== Dataset records
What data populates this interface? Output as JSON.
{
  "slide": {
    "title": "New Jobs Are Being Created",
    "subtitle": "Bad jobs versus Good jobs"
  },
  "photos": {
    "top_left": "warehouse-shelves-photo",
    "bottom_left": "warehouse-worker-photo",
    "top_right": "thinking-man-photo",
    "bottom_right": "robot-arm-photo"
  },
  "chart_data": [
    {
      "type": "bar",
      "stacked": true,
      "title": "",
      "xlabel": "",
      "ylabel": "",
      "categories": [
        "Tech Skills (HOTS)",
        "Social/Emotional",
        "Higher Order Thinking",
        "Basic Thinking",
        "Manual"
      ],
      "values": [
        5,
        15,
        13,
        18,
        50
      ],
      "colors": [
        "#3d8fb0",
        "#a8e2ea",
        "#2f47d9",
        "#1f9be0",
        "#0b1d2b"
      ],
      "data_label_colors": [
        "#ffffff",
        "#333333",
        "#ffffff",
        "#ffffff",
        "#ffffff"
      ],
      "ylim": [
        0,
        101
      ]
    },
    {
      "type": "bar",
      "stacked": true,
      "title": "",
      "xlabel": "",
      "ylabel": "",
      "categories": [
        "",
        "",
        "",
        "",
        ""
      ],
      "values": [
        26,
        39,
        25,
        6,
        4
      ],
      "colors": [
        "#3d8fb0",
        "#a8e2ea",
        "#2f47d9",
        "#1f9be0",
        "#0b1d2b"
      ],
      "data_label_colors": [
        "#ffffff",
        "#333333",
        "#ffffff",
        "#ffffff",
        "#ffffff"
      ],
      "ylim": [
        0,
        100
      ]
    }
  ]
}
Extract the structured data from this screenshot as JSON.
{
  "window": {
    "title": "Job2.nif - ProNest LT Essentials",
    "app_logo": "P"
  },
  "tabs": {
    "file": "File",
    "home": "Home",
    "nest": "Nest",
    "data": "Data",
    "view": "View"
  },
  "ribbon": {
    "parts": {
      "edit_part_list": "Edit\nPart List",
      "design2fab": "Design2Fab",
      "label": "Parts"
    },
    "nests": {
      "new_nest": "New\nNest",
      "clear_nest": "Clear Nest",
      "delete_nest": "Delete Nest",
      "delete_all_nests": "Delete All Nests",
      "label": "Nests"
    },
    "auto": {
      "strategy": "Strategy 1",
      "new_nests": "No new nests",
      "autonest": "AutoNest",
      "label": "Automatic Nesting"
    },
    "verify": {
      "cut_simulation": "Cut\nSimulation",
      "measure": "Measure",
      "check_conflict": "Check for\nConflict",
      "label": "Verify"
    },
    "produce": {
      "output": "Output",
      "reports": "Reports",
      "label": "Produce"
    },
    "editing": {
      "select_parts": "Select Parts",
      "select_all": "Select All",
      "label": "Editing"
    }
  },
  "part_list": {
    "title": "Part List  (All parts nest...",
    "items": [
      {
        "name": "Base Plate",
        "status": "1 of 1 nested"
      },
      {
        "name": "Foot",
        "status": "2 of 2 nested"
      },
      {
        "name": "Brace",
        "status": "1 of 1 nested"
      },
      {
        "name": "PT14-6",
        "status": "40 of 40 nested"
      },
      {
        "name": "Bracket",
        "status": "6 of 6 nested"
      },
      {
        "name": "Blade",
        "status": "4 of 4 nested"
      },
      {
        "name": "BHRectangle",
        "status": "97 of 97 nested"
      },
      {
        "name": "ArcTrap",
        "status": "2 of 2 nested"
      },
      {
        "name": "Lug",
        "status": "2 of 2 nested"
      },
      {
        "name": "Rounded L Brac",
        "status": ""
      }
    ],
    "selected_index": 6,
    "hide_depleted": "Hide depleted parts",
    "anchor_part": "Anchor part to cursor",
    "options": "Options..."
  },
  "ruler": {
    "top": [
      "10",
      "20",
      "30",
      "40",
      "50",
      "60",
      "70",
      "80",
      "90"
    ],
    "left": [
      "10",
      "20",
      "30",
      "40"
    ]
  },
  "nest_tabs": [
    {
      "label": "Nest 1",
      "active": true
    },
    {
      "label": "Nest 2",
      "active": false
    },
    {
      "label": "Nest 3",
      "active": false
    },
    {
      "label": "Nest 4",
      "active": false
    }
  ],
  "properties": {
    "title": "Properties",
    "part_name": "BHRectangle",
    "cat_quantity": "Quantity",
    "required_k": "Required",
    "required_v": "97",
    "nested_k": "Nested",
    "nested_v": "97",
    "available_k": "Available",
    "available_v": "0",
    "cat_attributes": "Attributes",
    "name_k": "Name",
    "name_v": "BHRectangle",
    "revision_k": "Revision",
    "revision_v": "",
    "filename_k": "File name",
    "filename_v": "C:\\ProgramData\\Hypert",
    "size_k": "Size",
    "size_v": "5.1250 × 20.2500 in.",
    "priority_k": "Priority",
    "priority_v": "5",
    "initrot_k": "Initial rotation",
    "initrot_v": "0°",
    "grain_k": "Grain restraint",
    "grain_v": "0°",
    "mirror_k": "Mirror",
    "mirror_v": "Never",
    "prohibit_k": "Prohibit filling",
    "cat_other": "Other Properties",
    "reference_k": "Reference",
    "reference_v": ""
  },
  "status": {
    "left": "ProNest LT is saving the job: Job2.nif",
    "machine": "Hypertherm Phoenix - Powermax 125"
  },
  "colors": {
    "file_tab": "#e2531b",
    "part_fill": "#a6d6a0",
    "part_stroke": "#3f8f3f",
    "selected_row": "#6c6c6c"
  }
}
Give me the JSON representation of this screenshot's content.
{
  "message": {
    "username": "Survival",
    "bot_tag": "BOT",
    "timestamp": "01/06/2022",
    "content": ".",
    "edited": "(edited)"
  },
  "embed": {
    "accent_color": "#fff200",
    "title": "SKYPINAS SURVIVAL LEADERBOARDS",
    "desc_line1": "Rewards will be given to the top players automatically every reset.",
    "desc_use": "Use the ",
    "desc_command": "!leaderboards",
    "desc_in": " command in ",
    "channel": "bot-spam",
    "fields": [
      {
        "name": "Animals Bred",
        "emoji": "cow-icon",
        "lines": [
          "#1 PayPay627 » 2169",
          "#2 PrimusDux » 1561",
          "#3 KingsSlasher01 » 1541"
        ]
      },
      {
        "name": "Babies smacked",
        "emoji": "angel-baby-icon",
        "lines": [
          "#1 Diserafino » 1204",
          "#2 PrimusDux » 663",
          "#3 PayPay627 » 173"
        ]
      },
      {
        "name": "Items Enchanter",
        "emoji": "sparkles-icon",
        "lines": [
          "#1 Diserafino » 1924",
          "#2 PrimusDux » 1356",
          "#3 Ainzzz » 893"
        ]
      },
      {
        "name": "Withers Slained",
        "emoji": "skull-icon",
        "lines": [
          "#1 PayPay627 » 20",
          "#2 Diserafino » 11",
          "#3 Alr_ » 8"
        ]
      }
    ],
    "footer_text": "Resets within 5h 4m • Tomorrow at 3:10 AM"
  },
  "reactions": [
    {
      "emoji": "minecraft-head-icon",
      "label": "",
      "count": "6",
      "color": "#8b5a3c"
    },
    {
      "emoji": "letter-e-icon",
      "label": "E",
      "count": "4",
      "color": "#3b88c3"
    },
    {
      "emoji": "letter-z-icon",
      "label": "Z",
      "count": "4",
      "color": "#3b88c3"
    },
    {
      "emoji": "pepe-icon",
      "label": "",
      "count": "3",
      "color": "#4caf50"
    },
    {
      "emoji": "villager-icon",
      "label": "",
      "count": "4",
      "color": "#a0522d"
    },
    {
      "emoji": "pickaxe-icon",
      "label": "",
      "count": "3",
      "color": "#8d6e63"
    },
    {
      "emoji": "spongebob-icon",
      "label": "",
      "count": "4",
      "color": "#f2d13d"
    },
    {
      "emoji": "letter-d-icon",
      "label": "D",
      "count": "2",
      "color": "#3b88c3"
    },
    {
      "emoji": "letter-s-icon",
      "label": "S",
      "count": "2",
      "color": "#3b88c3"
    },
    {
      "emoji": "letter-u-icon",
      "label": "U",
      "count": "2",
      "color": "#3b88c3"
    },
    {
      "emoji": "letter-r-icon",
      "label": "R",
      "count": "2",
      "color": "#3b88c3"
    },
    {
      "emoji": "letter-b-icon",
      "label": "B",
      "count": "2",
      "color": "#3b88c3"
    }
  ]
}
====
= The task =
Check each line of the records for the word "JSON" and extract those that contain it.

= Output =
What data populates this interface? Output as JSON.
Extract the structured data from this screenshot as JSON.
Give me the JSON representation of this screenshot's content.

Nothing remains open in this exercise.